## Your task
Reproduce the listing that follows with no differences at all.

## Task data
══════════

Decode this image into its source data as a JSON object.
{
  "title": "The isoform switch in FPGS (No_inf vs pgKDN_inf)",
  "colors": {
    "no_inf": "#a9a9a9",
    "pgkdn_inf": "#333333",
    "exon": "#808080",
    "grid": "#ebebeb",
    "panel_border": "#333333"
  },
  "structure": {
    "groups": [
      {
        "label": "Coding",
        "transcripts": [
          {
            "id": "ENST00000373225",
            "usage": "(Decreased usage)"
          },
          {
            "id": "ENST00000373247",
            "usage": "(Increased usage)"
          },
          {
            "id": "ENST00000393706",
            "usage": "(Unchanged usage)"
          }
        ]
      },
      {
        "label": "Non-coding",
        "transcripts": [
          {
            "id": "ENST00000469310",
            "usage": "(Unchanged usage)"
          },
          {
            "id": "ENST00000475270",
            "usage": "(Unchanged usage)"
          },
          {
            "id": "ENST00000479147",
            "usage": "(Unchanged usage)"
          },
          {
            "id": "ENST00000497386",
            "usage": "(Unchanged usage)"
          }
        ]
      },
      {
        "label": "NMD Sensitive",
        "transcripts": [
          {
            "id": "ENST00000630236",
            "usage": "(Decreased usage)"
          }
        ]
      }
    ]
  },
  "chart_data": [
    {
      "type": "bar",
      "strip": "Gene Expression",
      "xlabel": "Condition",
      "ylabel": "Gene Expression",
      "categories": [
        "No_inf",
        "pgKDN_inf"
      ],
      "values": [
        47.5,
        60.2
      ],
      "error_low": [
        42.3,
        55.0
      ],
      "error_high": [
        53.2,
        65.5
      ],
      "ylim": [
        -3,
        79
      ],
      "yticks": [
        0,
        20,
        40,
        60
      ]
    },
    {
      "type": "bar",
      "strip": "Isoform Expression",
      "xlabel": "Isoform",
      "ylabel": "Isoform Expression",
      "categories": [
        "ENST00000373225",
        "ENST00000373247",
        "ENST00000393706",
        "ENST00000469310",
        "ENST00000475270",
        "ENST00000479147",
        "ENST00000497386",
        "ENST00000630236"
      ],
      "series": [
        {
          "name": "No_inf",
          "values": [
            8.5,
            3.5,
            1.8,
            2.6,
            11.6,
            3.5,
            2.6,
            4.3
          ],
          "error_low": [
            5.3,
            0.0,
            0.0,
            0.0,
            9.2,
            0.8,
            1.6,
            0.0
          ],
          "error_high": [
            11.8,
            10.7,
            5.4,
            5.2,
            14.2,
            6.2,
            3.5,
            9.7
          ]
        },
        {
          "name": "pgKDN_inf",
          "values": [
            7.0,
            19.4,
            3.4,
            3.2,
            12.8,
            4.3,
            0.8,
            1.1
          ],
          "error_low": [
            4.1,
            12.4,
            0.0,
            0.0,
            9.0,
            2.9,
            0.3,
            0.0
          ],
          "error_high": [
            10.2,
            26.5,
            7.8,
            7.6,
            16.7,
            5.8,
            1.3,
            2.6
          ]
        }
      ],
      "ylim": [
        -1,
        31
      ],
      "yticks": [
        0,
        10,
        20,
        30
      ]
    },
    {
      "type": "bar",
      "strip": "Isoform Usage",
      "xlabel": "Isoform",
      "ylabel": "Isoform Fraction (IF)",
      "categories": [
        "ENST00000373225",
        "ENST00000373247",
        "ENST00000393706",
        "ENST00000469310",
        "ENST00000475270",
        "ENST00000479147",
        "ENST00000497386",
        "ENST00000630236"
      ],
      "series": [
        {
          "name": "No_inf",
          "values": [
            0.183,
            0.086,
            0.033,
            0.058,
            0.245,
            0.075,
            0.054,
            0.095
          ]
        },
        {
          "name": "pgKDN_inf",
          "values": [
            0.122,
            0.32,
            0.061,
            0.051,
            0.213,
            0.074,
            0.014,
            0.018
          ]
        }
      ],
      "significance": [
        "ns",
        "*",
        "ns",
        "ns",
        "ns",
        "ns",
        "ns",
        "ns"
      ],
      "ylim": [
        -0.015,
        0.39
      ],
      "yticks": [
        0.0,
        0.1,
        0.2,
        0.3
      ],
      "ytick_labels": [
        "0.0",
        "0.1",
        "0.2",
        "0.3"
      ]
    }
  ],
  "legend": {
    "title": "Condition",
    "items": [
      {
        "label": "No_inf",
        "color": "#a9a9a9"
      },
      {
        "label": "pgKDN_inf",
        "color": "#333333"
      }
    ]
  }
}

══════════

## Reply to the exercise
Decode this image into its source data as a JSON object.
{
  "title": "The isoform switch in FPGS (No_inf vs pgKDN_inf)",
  "colors": {
    "no_inf": "#a9a9a9",
    "pgkdn_inf": "#333333",
    "exon": "#808080",
    "grid": "#ebebeb",
    "panel_border": "#333333"
  },
  "structure": {
    "groups": [
      {
        "label": "Coding",
        "transcripts": [
          {
            "id": "ENST00000373225",
            "usage": "(Decreased usage)"
          },
          {
            "id": "ENST00000373247",
            "usage": "(Increased usage)"
          },
          {
            "id": "ENST00000393706",
            "usage": "(Unchanged usage)"
          }
        ]
      },
      {
        "label": "Non-coding",
        "transcripts": [
          {
            "id": "ENST00000469310",
            "usage": "(Unchanged usage)"
          },
          {
            "id": "ENST00000475270",
            "usage": "(Unchanged usage)"
          },
          {
            "id": "ENST00000479147",
            "usage": "(Unchanged usage)"
          },
          {
            "id": "ENST00000497386",
            "usage": "(Unchanged usage)"
          }
        ]
      },
      {
        "label": "NMD Sensitive",
        "transcripts": [
          {
            "id": "ENST00000630236",
            "usage": "(Decreased usage)"
          }
        ]
      }
    ]
  },
  "chart_data": [
    {
      "type": "bar",
      "strip": "Gene Expression",
      "xlabel": "Condition",
      "ylabel": "Gene Expression",
      "categories": [
        "No_inf",
        "pgKDN_inf"
      ],
      "values": [
        47.5,
        60.2
      ],
      "error_low": [
        42.3,
        55.0
      ],
      "error_high": [
        53.2,
        65.5
      ],
      "ylim": [
        -3,
        79
      ],
      "yticks": [
        0,
        20,
        40,
        60
      ]
    },
    {
      "type": "bar",
      "strip": "Isoform Expression",
      "xlabel": "Isoform",
      "ylabel": "Isoform Expression",
      "categories": [
        "ENST00000373225",
        "ENST00000373247",
        "ENST00000393706",
        "ENST00000469310",
        "ENST00000475270",
        "ENST00000479147",
        "ENST00000497386",
        "ENST00000630236"
      ],
      "series": [
        {
          "name": "No_inf",
          "values": [
            8.5,
            3.5,
            1.8,
            2.6,
            11.6,
            3.5,
            2.6,
            4.3
          ],
          "error_low": [
            5.3,
            0.0,
            0.0,
            0.0,
            9.2,
            0.8,
            1.6,
            0.0
          ],
          "error_high": [
            11.8,
            10.7,
            5.4,
            5.2,
            14.2,
            6.2,
            3.5,
            9.7
          ]
        },
        {
          "name": "pgKDN_inf",
          "values": [
            7.0,
            19.4,
            3.4,
            3.2,
            12.8,
            4.3,
            0.8,
            1.1
          ],
          "error_low": [
            4.1,
            12.4,
            0.0,
            0.0,
            9.0,
            2.9,
            0.3,
            0.0
          ],
          "error_high": [
            10.2,
            26.5,
            7.8,
            7.6,
            16.7,
            5.8,
            1.3,
            2.6
          ]
        }
      ],
      "ylim": [
        -1,
        31
      ],
      "yticks": [
        0,
        10,
        20,
        30
      ]
    },
    {
      "type": "bar",
      "strip": "Isoform Usage",
      "xlabel": "Isoform",
      "ylabel": "Isoform Fraction (IF)",
      "categories": [
        "ENST00000373225",
        "ENST00000373247",
        "ENST00000393706",
        "ENST00000469310",
        "ENST00000475270",
        "ENST00000479147",
        "ENST00000497386",
        "ENST00000630236"
      ],
      "series": [
        {
          "name": "No_inf",
          "values": [
            0.183,
            0.086,
            0.033,
            0.058,
            0.245,
            0.075,
            0.054,
            0.095
          ]
        },
        {
          "name": "pgKDN_inf",
          "values": [
            0.122,
            0.32,
            0.061,
            0.051,
            0.213,
            0.074,
            0.014,
            0.018
          ]
        }
      ],
      "significance": [
        "ns",
        "*",
        "ns",
        "ns",
        "ns",
        "ns",
        "ns",
        "ns"
      ],
      "ylim": [
        -0.015,
        0.39
      ],
      "yticks": [
        0.0,
        0.1,
        0.2,
        0.3
      ],
      "ytick_labels": [
        "0.0",
        "0.1",
        "0.2",
        "0.3"
      ]
    }
  ],
  "legend": {
    "title": "Condition",
    "items": [
      {
        "label": "No_inf",
        "color": "#a9a9a9"
      },
      {
        "label": "pgKDN_inf",
        "color": "#333333"
      }
    ]
  }
}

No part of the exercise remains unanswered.